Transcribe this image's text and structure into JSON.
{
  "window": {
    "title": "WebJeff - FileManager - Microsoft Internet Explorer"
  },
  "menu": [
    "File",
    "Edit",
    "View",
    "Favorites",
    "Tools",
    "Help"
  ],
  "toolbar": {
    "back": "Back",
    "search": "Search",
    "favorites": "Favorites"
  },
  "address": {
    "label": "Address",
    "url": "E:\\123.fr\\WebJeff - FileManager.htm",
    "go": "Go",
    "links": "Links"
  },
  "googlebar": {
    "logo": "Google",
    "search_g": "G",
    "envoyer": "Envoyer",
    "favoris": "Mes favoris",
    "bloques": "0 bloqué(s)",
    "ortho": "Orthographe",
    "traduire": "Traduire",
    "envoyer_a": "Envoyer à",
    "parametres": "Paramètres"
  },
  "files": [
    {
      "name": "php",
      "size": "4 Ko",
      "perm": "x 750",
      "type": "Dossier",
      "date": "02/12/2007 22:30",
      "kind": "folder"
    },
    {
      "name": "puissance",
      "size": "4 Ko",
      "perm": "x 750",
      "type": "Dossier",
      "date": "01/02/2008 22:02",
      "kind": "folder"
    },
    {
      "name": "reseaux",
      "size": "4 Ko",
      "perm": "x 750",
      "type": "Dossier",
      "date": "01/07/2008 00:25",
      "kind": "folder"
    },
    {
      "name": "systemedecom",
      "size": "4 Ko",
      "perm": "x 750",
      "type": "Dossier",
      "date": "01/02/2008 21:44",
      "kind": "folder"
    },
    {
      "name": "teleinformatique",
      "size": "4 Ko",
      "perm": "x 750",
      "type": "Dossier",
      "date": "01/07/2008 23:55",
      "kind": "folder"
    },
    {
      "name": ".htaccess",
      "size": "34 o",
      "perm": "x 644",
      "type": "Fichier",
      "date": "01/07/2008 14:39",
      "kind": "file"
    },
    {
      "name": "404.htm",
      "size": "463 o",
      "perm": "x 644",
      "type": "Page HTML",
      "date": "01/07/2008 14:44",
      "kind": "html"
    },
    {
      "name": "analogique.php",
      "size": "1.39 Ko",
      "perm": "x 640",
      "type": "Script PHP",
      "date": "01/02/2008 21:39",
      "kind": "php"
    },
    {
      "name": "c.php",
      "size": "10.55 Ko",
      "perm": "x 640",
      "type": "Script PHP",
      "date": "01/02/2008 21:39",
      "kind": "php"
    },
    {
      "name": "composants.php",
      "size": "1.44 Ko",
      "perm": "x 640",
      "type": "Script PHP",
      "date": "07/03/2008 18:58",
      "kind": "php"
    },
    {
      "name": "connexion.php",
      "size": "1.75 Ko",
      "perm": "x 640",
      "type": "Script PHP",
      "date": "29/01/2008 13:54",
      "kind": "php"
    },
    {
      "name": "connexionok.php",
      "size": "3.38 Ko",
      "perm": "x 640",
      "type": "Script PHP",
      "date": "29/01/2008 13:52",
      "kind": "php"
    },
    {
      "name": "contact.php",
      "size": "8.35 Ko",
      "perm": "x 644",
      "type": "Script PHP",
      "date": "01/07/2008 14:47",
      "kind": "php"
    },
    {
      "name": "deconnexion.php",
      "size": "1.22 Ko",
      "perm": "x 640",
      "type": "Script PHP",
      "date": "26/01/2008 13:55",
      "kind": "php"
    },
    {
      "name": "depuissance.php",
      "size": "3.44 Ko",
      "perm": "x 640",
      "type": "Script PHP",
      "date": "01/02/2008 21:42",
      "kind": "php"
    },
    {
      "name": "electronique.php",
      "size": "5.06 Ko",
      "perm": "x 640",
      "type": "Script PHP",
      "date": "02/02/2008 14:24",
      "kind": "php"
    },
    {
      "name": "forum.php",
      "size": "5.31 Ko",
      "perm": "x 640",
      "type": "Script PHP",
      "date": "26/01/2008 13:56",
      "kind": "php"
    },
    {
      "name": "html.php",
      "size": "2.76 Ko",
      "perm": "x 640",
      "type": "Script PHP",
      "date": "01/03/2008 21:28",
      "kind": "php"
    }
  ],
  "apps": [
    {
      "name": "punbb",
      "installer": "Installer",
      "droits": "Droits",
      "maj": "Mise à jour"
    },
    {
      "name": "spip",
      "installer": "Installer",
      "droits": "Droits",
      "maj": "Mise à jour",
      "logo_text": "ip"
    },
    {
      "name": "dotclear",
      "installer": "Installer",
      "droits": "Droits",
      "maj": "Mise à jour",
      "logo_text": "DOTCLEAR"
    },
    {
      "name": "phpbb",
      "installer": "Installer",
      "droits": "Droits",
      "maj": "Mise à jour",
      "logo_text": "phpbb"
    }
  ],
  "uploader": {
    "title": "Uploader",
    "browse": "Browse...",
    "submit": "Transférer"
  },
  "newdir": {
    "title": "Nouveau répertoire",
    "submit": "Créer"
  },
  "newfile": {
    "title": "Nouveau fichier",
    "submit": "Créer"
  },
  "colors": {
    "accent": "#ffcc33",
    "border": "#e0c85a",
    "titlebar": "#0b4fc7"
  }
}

» Task goal:
In the entries above, count each line with "FileManager"; reply with the total only.

» Correct response:
2